• **Task prompt**
Retype the records below word for word and omit any image.

[Records from a data source]

********

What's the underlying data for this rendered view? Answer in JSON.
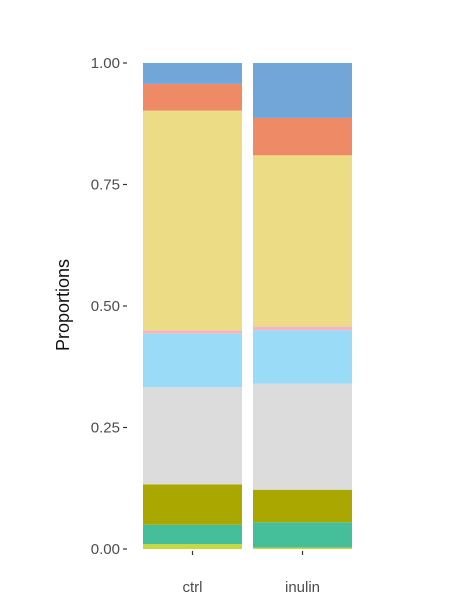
{
  "chart_data": {
    "type": "bar",
    "stacked": true,
    "categories": [
      "ctrl",
      "inulin"
    ],
    "xlabel": "",
    "ylabel": "Proportions",
    "ylim": [
      0,
      1
    ],
    "y_ticks": [
      "0.00",
      "0.25",
      "0.50",
      "0.75",
      "1.00"
    ],
    "y_tick_values": [
      0,
      0.25,
      0.5,
      0.75,
      1.0
    ],
    "grid": false,
    "legend": "none",
    "series": [
      {
        "color": "#c7d83b",
        "values": [
          0.01,
          0.003
        ]
      },
      {
        "color": "#45bf9a",
        "values": [
          0.04,
          0.052
        ]
      },
      {
        "color": "#aaa800",
        "values": [
          0.083,
          0.067
        ]
      },
      {
        "color": "#dcdcdc",
        "values": [
          0.2,
          0.218
        ]
      },
      {
        "color": "#9adcf8",
        "values": [
          0.11,
          0.11
        ]
      },
      {
        "color": "#f2b6c0",
        "values": [
          0.007,
          0.008
        ]
      },
      {
        "color": "#ecdc86",
        "values": [
          0.452,
          0.352
        ]
      },
      {
        "color": "#ee8b66",
        "values": [
          0.055,
          0.077
        ]
      },
      {
        "color": "#72a6d9",
        "values": [
          0.043,
          0.113
        ]
      }
    ]
  }
}
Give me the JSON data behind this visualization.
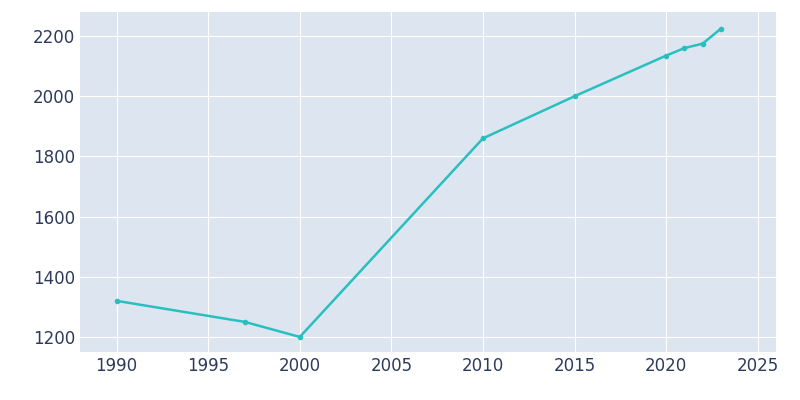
{
  "years": [
    1990,
    1997,
    2000,
    2010,
    2015,
    2020,
    2021,
    2022,
    2023
  ],
  "population": [
    1320,
    1250,
    1200,
    1860,
    2000,
    2135,
    2160,
    2175,
    2225
  ],
  "line_color": "#2abfbf",
  "axes_background_color": "#dde6f0",
  "figure_background_color": "#ffffff",
  "xlim": [
    1988,
    2026
  ],
  "ylim": [
    1150,
    2280
  ],
  "xticks": [
    1990,
    1995,
    2000,
    2005,
    2010,
    2015,
    2020,
    2025
  ],
  "yticks": [
    1200,
    1400,
    1600,
    1800,
    2000,
    2200
  ],
  "linewidth": 1.8,
  "figsize": [
    8.0,
    4.0
  ],
  "dpi": 100,
  "tick_labelsize": 12,
  "tick_color": "#2d3a5a"
}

********

• **Output of the exercise**
What's the underlying data for this rendered view? Answer in JSON.
{
  "chart_data": {
    "type": "bar",
    "stacked": true,
    "categories": [
      "ctrl",
      "inulin"
    ],
    "xlabel": "",
    "ylabel": "Proportions",
    "ylim": [
      0,
      1
    ],
    "y_ticks": [
      "0.00",
      "0.25",
      "0.50",
      "0.75",
      "1.00"
    ],
    "y_tick_values": [
      0,
      0.25,
      0.5,
      0.75,
      1.0
    ],
    "grid": false,
    "legend": "none",
    "series": [
      {
        "color": "#c7d83b",
        "values": [
          0.01,
          0.003
        ]
      },
      {
        "color": "#45bf9a",
        "values": [
          0.04,
          0.052
        ]
      },
      {
        "color": "#aaa800",
        "values": [
          0.083,
          0.067
        ]
      },
      {
        "color": "#dcdcdc",
        "values": [
          0.2,
          0.218
        ]
      },
      {
        "color": "#9adcf8",
        "values": [
          0.11,
          0.11
        ]
      },
      {
        "color": "#f2b6c0",
        "values": [
          0.007,
          0.008
        ]
      },
      {
        "color": "#ecdc86",
        "values": [
          0.452,
          0.352
        ]
      },
      {
        "color": "#ee8b66",
        "values": [
          0.055,
          0.077
        ]
      },
      {
        "color": "#72a6d9",
        "values": [
          0.043,
          0.113
        ]
      }
    ]
  }
}
Give me the JSON data behind this visualization.
{
  "years": [
    1990,
    1997,
    2000,
    2010,
    2015,
    2020,
    2021,
    2022,
    2023
  ],
  "population": [
    1320,
    1250,
    1200,
    1860,
    2000,
    2135,
    2160,
    2175,
    2225
  ],
  "line_color": "#2abfbf",
  "axes_background_color": "#dde6f0",
  "figure_background_color": "#ffffff",
  "xlim": [
    1988,
    2026
  ],
  "ylim": [
    1150,
    2280
  ],
  "xticks": [
    1990,
    1995,
    2000,
    2005,
    2010,
    2015,
    2020,
    2025
  ],
  "yticks": [
    1200,
    1400,
    1600,
    1800,
    2000,
    2200
  ],
  "linewidth": 1.8,
  "figsize": [
    8.0,
    4.0
  ],
  "dpi": 100,
  "tick_labelsize": 12,
  "tick_color": "#2d3a5a"
}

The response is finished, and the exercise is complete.